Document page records
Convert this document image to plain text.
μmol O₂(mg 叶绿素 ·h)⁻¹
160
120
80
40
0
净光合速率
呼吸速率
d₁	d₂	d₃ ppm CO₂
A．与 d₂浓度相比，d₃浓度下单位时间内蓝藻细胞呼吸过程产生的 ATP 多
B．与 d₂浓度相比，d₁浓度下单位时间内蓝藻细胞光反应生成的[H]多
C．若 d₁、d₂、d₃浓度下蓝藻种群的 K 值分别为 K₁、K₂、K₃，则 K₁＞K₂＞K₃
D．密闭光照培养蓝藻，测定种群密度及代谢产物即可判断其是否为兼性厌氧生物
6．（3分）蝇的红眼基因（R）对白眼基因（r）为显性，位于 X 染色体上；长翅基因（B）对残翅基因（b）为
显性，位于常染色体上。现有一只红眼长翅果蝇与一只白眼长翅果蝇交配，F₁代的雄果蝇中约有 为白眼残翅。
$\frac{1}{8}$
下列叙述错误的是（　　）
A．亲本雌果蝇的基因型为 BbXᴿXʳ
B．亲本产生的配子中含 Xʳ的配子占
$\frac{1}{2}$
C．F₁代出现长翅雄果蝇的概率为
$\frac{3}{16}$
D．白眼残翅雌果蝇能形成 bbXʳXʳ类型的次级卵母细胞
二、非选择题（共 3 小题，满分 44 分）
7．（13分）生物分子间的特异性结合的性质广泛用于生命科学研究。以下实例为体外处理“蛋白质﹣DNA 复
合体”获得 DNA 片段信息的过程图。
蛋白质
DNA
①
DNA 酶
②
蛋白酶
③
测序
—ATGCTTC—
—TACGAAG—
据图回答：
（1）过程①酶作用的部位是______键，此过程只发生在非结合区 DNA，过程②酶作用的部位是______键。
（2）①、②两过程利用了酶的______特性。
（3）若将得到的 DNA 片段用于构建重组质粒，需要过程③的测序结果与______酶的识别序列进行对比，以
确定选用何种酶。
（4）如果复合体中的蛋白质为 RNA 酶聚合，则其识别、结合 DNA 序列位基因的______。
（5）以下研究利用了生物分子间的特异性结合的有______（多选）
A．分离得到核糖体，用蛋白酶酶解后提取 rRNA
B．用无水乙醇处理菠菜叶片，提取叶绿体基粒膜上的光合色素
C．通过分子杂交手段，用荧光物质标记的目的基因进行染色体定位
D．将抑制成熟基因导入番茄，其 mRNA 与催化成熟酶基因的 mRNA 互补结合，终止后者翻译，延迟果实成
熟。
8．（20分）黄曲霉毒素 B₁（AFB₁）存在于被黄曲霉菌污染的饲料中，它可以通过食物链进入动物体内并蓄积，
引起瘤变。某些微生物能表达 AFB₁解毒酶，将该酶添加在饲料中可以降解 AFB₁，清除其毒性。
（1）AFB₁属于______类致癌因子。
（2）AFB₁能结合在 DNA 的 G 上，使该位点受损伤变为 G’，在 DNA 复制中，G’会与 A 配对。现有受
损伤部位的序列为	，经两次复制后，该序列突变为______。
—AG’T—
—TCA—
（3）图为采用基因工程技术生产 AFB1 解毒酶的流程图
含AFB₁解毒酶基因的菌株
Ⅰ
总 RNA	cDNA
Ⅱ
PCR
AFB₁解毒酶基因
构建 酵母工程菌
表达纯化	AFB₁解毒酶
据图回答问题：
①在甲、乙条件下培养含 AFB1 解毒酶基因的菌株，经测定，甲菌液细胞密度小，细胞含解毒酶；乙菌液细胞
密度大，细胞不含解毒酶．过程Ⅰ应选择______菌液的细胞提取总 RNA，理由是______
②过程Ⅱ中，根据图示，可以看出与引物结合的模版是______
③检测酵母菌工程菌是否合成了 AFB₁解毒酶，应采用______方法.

### Exercise brief
Where does the string "d₂浓度相比" appear in the records above? Show every line that holds it.

### Reply
A．与 d₂浓度相比，d₃浓度下单位时间内蓝藻细胞呼吸过程产生的 ATP 多
B．与 d₂浓度相比，d₁浓度下单位时间内蓝藻细胞光反应生成的[H]多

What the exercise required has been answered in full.